Return all lines where the word "платежных" can be found.
BEGIN PROVIDED DATA
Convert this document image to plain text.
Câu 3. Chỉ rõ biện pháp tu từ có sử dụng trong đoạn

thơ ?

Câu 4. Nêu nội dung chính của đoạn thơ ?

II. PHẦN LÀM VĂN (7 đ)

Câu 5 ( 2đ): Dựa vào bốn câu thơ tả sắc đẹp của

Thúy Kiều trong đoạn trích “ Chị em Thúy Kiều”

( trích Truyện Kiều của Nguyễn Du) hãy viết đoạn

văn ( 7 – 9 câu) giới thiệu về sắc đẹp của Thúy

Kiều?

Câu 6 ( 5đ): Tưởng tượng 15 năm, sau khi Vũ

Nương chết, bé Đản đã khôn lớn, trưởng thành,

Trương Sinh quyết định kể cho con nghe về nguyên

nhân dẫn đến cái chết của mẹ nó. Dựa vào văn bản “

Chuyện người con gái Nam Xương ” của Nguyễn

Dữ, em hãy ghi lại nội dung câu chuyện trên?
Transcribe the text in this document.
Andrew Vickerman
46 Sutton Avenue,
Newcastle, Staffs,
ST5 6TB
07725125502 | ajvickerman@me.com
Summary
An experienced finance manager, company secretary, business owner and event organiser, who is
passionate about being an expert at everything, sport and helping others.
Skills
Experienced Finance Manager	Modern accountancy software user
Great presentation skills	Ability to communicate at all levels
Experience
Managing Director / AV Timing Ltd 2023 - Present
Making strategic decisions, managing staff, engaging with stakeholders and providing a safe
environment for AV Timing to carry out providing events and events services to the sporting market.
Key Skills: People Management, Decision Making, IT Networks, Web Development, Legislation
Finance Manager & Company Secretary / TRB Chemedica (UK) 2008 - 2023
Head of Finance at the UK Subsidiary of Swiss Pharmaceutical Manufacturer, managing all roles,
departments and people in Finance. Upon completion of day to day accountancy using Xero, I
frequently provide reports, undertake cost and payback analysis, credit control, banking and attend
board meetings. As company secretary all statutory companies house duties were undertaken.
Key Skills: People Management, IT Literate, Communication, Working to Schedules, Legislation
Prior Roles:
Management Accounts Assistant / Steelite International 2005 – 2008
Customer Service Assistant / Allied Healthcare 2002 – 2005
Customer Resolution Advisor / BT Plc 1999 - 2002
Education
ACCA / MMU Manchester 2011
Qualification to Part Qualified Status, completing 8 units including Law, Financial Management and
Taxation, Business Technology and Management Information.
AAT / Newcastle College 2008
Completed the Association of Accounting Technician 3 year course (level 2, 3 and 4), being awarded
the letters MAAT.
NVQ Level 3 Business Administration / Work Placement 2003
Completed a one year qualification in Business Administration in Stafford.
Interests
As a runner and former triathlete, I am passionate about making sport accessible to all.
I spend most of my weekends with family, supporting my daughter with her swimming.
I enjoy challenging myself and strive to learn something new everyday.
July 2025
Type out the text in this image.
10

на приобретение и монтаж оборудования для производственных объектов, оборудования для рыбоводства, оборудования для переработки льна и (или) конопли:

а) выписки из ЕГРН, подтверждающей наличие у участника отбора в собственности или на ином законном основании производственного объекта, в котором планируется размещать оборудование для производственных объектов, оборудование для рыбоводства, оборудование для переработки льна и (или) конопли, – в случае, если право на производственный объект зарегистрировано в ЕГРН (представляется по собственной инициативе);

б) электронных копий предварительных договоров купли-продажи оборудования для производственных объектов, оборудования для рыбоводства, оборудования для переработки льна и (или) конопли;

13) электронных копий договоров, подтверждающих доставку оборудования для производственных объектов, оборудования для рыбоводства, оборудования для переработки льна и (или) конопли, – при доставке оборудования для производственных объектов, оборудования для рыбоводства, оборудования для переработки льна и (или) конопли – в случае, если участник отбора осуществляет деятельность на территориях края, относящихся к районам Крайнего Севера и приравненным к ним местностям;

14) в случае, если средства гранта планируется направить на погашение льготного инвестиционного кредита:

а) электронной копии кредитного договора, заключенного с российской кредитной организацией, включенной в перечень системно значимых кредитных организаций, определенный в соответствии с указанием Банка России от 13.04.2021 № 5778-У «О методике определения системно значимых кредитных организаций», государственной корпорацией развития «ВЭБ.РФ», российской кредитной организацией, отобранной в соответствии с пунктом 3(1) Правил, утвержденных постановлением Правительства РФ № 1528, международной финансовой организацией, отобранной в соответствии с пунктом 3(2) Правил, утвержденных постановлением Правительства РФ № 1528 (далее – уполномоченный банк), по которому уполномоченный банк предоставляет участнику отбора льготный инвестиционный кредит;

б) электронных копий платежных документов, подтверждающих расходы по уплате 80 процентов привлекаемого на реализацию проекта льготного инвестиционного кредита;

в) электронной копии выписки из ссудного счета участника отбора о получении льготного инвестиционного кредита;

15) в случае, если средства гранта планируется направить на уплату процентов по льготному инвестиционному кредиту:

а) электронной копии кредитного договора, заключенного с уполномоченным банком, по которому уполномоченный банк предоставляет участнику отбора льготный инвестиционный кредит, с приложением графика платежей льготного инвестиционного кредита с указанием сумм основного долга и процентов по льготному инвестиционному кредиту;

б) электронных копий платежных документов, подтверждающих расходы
END PROVIDED DATA
[SOLUTION]:
б) электронных копий платежных документов, подтверждающих расходы по уплате 80 процентов привлекаемого на реализацию проекта льготного инвестиционного кредита;
б) электронных копий платежных документов, подтверждающих расходы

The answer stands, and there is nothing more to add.